Locate every line below that contains the word "note" and copy it.
:::::
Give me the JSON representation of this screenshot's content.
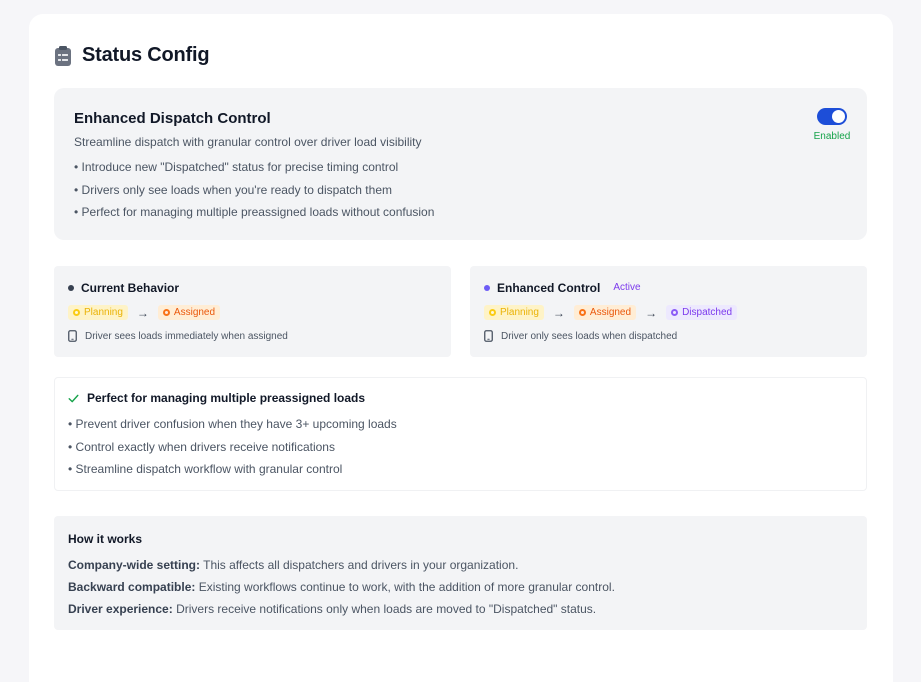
{
  "page": {
    "title": "Status Config"
  },
  "feature": {
    "title": "Enhanced Dispatch Control",
    "subtitle": "Streamline dispatch with granular control over driver load visibility",
    "bullets": [
      "• Introduce new \"Dispatched\" status for precise timing control",
      "• Drivers only see loads when you're ready to dispatch them",
      "• Perfect for managing multiple preassigned loads without confusion"
    ],
    "toggle_state": "Enabled"
  },
  "current": {
    "title": "Current Behavior",
    "statuses": [
      "Planning",
      "Assigned"
    ],
    "note": "Driver sees loads immediately when assigned"
  },
  "enhanced": {
    "title": "Enhanced Control",
    "tag": "Active",
    "statuses": [
      "Planning",
      "Assigned",
      "Dispatched"
    ],
    "note": "Driver only sees loads when dispatched"
  },
  "perfect": {
    "title": "Perfect for managing multiple preassigned loads",
    "bullets": [
      "• Prevent driver confusion when they have 3+ upcoming loads",
      "• Control exactly when drivers receive notifications",
      "• Streamline dispatch workflow with granular control"
    ]
  },
  "how": {
    "title": "How it works",
    "items": [
      {
        "label": "Company-wide setting:",
        "text": " This affects all dispatchers and drivers in your organization."
      },
      {
        "label": "Backward compatible:",
        "text": " Existing workflows continue to work, with the addition of more granular control."
      },
      {
        "label": "Driver experience:",
        "text": " Drivers receive notifications only when loads are moved to \"Dispatched\" status."
      }
    ]
  },
  "colors": {
    "accent": "#1d4ed8",
    "enabled": "#16a34a",
    "planning": "#facc15",
    "assigned": "#f97316",
    "dispatched": "#8b5cf6"
  },
  "icons": {
    "title": "clipboard-list-icon",
    "device": "smartphone-icon",
    "check": "check-icon",
    "arrow": "arrow-right-icon"
  }
}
:::::
Solution to the exercise.
    "note": "Driver sees loads immediately when assigned"
    "note": "Driver only sees loads when dispatched"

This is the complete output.